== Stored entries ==
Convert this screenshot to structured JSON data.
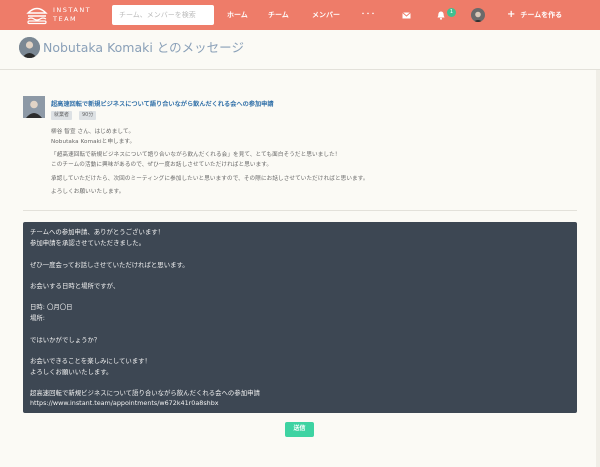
{
  "navbar": {
    "brand_line1": "INSTANT",
    "brand_line2": "TEAM",
    "search_placeholder": "チーム、メンバーを検索",
    "nav_home": "ホーム",
    "nav_team": "チーム",
    "nav_member": "メンバー",
    "nav_more": "・・・",
    "notification_count": "1",
    "create_team": "チームを作る",
    "icons": {
      "logo": "burger-logo-icon",
      "mail": "mail-icon",
      "bell": "bell-icon",
      "plus": "plus-icon"
    },
    "color": "#ee7c69"
  },
  "header": {
    "title": "Nobutaka Komaki とのメッセージ"
  },
  "message": {
    "title": "超高速回転で新規ビジネスについて語り合いながら飲んだくれる会への参加申請",
    "tags": [
      "就業者",
      "90分"
    ],
    "body": [
      "柳谷 智宣 さん、はじめまして。",
      "Nobutaka Komakiと申します。",
      "「超高速回転で新規ビジネスについて語り合いながら飲んだくれる会」を見て、とても面白そうだと思いました！",
      "このチームの活動に興味があるので、ぜひ一度お話しさせていただければと思います。",
      "承認していただけたら、次回のミーティングに参加したいと思いますので、その際にお話しさせていただければと思います。",
      "よろしくお願いいたします。"
    ]
  },
  "reply": {
    "lines": [
      "チームへの参加申請、ありがとうございます！",
      "参加申請を承認させていただきました。",
      "",
      "ぜひ一度会ってお話しさせていただければと思います。",
      "",
      "お会いする日時と場所ですが、",
      "",
      "日時: 〇月〇日",
      "場所:",
      "",
      "ではいかがでしょうか？",
      "",
      "お会いできることを楽しみにしています！",
      "よろしくお願いいたします。",
      "",
      "超高速回転で新規ビジネスについて語り合いながら飲んだくれる会への参加申請",
      "https://www.instant.team/appointments/w672k41r0a8shbx"
    ],
    "background": "#3d4753"
  },
  "send_button": "送信",
  "accent_color": "#3ed3a2"
}
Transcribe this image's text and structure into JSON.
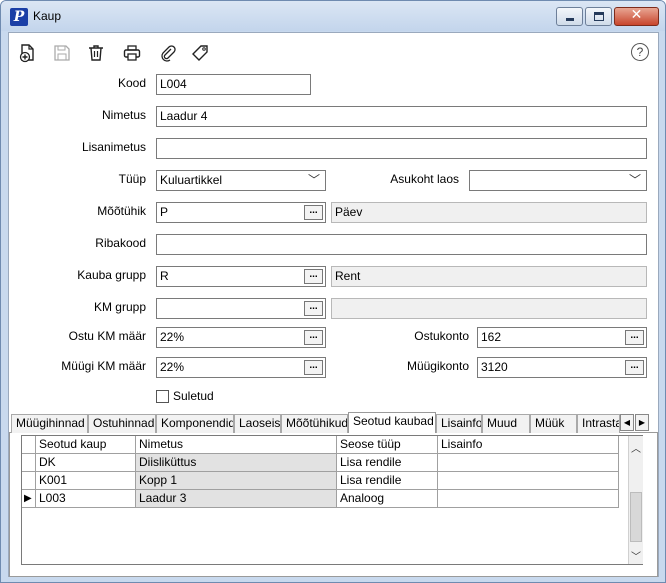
{
  "window": {
    "title": "Kaup",
    "app_icon": "P"
  },
  "toolbar": {
    "icons": [
      "new-document-icon",
      "save-icon",
      "trash-icon",
      "print-icon",
      "attach-icon",
      "tag-icon",
      "help-icon"
    ],
    "help_glyph": "?"
  },
  "form": {
    "kood": {
      "label": "Kood",
      "value": "L004"
    },
    "nimetus": {
      "label": "Nimetus",
      "value": "Laadur 4"
    },
    "lisanimetus": {
      "label": "Lisanimetus",
      "value": ""
    },
    "tyyp": {
      "label": "Tüüp",
      "value": "Kuluartikkel"
    },
    "asukoht": {
      "label": "Asukoht laos",
      "value": ""
    },
    "mootyhik": {
      "label": "Mõõtühik",
      "value": "P",
      "desc": "Päev"
    },
    "ribakood": {
      "label": "Ribakood",
      "value": ""
    },
    "kauba_grupp": {
      "label": "Kauba grupp",
      "value": "R",
      "desc": "Rent"
    },
    "km_grupp": {
      "label": "KM grupp",
      "value": "",
      "desc": ""
    },
    "ostu_km": {
      "label": "Ostu KM määr",
      "value": "22%"
    },
    "ostukonto": {
      "label": "Ostukonto",
      "value": "162"
    },
    "myygi_km": {
      "label": "Müügi KM määr",
      "value": "22%"
    },
    "myygikonto": {
      "label": "Müügikonto",
      "value": "3120"
    },
    "suletud": {
      "label": "Suletud",
      "checked": false
    },
    "dots": "..."
  },
  "tabs": [
    "Müügihinnad",
    "Ostuhinnad",
    "Komponendid",
    "Laoseis",
    "Mõõtühikud",
    "Seotud kaubad",
    "Lisainfo",
    "Muud",
    "Müük",
    "Intrastat"
  ],
  "active_tab": "Seotud kaubad",
  "grid": {
    "columns": [
      "Seotud kaup",
      "Nimetus",
      "Seose tüüp",
      "Lisainfo"
    ],
    "rows": [
      {
        "kaup": "DK",
        "nimetus": "Diisliküttus",
        "tyyp": "Lisa rendile",
        "info": ""
      },
      {
        "kaup": "K001",
        "nimetus": "Kopp 1",
        "tyyp": "Lisa rendile",
        "info": ""
      },
      {
        "kaup": "L003",
        "nimetus": "Laadur 3",
        "tyyp": "Analoog",
        "info": ""
      }
    ]
  }
}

== Exercise ==
From the data above, work out how many lines hold "kaubad". Answer with the number alone.

== Answer to the problem ==
2